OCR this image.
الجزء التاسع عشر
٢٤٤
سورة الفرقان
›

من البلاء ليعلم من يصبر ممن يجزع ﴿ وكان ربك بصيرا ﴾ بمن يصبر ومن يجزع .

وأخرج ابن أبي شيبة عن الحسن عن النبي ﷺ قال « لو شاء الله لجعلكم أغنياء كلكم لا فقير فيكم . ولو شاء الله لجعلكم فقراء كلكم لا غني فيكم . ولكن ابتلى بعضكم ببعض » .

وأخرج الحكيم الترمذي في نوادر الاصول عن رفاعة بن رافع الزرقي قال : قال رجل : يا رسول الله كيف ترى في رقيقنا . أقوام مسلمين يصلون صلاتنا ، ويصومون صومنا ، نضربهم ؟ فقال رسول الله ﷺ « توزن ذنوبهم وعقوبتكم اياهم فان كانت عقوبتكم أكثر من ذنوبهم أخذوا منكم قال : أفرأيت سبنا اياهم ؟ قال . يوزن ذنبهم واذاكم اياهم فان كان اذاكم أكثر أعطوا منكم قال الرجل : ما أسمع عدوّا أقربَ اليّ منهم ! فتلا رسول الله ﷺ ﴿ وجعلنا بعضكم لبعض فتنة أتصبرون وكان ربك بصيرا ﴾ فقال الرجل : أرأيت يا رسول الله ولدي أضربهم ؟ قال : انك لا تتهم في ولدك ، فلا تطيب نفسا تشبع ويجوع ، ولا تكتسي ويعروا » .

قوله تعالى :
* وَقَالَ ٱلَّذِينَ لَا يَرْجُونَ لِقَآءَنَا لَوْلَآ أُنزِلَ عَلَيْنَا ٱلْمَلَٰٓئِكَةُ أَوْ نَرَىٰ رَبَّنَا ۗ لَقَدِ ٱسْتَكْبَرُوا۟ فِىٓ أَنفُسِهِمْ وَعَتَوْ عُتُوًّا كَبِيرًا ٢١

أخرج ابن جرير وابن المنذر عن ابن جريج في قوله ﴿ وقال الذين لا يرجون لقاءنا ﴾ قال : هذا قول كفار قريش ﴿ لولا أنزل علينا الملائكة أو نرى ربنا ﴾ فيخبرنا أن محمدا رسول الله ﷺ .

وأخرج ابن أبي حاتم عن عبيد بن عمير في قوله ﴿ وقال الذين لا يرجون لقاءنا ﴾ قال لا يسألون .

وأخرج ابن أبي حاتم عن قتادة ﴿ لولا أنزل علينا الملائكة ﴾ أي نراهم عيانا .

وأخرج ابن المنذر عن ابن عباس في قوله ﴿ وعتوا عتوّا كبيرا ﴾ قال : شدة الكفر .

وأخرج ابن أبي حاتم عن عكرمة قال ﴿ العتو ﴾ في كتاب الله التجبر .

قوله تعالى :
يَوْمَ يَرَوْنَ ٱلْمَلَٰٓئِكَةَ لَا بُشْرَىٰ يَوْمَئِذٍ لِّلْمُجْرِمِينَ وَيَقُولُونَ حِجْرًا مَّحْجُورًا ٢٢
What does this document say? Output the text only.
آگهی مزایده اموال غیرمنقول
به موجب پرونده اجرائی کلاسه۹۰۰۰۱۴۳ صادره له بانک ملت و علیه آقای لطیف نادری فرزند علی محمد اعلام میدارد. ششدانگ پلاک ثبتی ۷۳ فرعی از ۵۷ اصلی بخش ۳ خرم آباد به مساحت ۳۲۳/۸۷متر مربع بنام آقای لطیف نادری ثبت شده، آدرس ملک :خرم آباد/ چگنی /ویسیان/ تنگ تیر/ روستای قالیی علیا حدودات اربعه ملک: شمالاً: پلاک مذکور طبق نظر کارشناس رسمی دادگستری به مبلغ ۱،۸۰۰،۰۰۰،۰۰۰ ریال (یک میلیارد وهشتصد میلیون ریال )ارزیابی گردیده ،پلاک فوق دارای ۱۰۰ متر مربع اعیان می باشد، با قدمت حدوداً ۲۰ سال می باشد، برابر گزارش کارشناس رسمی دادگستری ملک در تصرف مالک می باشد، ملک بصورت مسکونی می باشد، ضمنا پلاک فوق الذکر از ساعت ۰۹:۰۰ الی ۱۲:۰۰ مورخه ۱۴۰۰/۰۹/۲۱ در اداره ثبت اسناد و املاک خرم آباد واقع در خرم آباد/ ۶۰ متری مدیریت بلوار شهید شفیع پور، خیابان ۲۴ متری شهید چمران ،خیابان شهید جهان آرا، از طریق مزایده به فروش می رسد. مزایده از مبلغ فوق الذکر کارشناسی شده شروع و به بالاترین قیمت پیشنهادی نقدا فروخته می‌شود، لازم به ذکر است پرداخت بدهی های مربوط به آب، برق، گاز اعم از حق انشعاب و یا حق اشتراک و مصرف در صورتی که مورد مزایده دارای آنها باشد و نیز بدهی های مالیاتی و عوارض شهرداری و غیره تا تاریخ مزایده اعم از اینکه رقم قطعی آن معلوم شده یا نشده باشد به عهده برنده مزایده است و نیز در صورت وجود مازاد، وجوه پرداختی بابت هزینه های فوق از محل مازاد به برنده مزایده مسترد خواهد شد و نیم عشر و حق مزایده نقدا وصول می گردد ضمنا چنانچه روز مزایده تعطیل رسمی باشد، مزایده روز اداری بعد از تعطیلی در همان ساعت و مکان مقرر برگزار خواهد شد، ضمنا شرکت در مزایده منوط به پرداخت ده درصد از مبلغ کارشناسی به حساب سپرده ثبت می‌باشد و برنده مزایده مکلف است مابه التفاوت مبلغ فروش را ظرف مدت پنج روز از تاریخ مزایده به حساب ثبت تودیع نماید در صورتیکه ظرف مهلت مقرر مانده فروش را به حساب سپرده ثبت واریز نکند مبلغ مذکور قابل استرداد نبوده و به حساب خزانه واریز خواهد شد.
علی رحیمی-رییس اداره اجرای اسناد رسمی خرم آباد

....

**Directive:**
Please reproduce every line of the material word for word.

**Exercise output:**
OCR this image.
الجزء التاسع عشر
٢٤٤
سورة الفرقان
›

من البلاء ليعلم من يصبر ممن يجزع ﴿ وكان ربك بصيرا ﴾ بمن يصبر ومن يجزع .

وأخرج ابن أبي شيبة عن الحسن عن النبي ﷺ قال « لو شاء الله لجعلكم أغنياء كلكم لا فقير فيكم . ولو شاء الله لجعلكم فقراء كلكم لا غني فيكم . ولكن ابتلى بعضكم ببعض » .

وأخرج الحكيم الترمذي في نوادر الاصول عن رفاعة بن رافع الزرقي قال : قال رجل : يا رسول الله كيف ترى في رقيقنا . أقوام مسلمين يصلون صلاتنا ، ويصومون صومنا ، نضربهم ؟ فقال رسول الله ﷺ « توزن ذنوبهم وعقوبتكم اياهم فان كانت عقوبتكم أكثر من ذنوبهم أخذوا منكم قال : أفرأيت سبنا اياهم ؟ قال . يوزن ذنبهم واذاكم اياهم فان كان اذاكم أكثر أعطوا منكم قال الرجل : ما أسمع عدوّا أقربَ اليّ منهم ! فتلا رسول الله ﷺ ﴿ وجعلنا بعضكم لبعض فتنة أتصبرون وكان ربك بصيرا ﴾ فقال الرجل : أرأيت يا رسول الله ولدي أضربهم ؟ قال : انك لا تتهم في ولدك ، فلا تطيب نفسا تشبع ويجوع ، ولا تكتسي ويعروا » .

قوله تعالى :
* وَقَالَ ٱلَّذِينَ لَا يَرْجُونَ لِقَآءَنَا لَوْلَآ أُنزِلَ عَلَيْنَا ٱلْمَلَٰٓئِكَةُ أَوْ نَرَىٰ رَبَّنَا ۗ لَقَدِ ٱسْتَكْبَرُوا۟ فِىٓ أَنفُسِهِمْ وَعَتَوْ عُتُوًّا كَبِيرًا ٢١

أخرج ابن جرير وابن المنذر عن ابن جريج في قوله ﴿ وقال الذين لا يرجون لقاءنا ﴾ قال : هذا قول كفار قريش ﴿ لولا أنزل علينا الملائكة أو نرى ربنا ﴾ فيخبرنا أن محمدا رسول الله ﷺ .

وأخرج ابن أبي حاتم عن عبيد بن عمير في قوله ﴿ وقال الذين لا يرجون لقاءنا ﴾ قال لا يسألون .

وأخرج ابن أبي حاتم عن قتادة ﴿ لولا أنزل علينا الملائكة ﴾ أي نراهم عيانا .

وأخرج ابن المنذر عن ابن عباس في قوله ﴿ وعتوا عتوّا كبيرا ﴾ قال : شدة الكفر .

وأخرج ابن أبي حاتم عن عكرمة قال ﴿ العتو ﴾ في كتاب الله التجبر .

قوله تعالى :
يَوْمَ يَرَوْنَ ٱلْمَلَٰٓئِكَةَ لَا بُشْرَىٰ يَوْمَئِذٍ لِّلْمُجْرِمِينَ وَيَقُولُونَ حِجْرًا مَّحْجُورًا ٢٢
What does this document say? Output the text only.
آگهی مزایده اموال غیرمنقول
به موجب پرونده اجرائی کلاسه۹۰۰۰۱۴۳ صادره له بانک ملت و علیه آقای لطیف نادری فرزند علی محمد اعلام میدارد. ششدانگ پلاک ثبتی ۷۳ فرعی از ۵۷ اصلی بخش ۳ خرم آباد به مساحت ۳۲۳/۸۷متر مربع بنام آقای لطیف نادری ثبت شده، آدرس ملک :خرم آباد/ چگنی /ویسیان/ تنگ تیر/ روستای قالیی علیا حدودات اربعه ملک: شمالاً: پلاک مذکور طبق نظر کارشناس رسمی دادگستری به مبلغ ۱،۸۰۰،۰۰۰،۰۰۰ ریال (یک میلیارد وهشتصد میلیون ریال )ارزیابی گردیده ،پلاک فوق دارای ۱۰۰ متر مربع اعیان می باشد، با قدمت حدوداً ۲۰ سال می باشد، برابر گزارش کارشناس رسمی دادگستری ملک در تصرف مالک می باشد، ملک بصورت مسکونی می باشد، ضمنا پلاک فوق الذکر از ساعت ۰۹:۰۰ الی ۱۲:۰۰ مورخه ۱۴۰۰/۰۹/۲۱ در اداره ثبت اسناد و املاک خرم آباد واقع در خرم آباد/ ۶۰ متری مدیریت بلوار شهید شفیع پور، خیابان ۲۴ متری شهید چمران ،خیابان شهید جهان آرا، از طریق مزایده به فروش می رسد. مزایده از مبلغ فوق الذکر کارشناسی شده شروع و به بالاترین قیمت پیشنهادی نقدا فروخته می‌شود، لازم به ذکر است پرداخت بدهی های مربوط به آب، برق، گاز اعم از حق انشعاب و یا حق اشتراک و مصرف در صورتی که مورد مزایده دارای آنها باشد و نیز بدهی های مالیاتی و عوارض شهرداری و غیره تا تاریخ مزایده اعم از اینکه رقم قطعی آن معلوم شده یا نشده باشد به عهده برنده مزایده است و نیز در صورت وجود مازاد، وجوه پرداختی بابت هزینه های فوق از محل مازاد به برنده مزایده مسترد خواهد شد و نیم عشر و حق مزایده نقدا وصول می گردد ضمنا چنانچه روز مزایده تعطیل رسمی باشد، مزایده روز اداری بعد از تعطیلی در همان ساعت و مکان مقرر برگزار خواهد شد، ضمنا شرکت در مزایده منوط به پرداخت ده درصد از مبلغ کارشناسی به حساب سپرده ثبت می‌باشد و برنده مزایده مکلف است مابه التفاوت مبلغ فروش را ظرف مدت پنج روز از تاریخ مزایده به حساب ثبت تودیع نماید در صورتیکه ظرف مهلت مقرر مانده فروش را به حساب سپرده ثبت واریز نکند مبلغ مذکور قابل استرداد نبوده و به حساب خزانه واریز خواهد شد.
علی رحیمی-رییس اداره اجرای اسناد رسمی خرم آباد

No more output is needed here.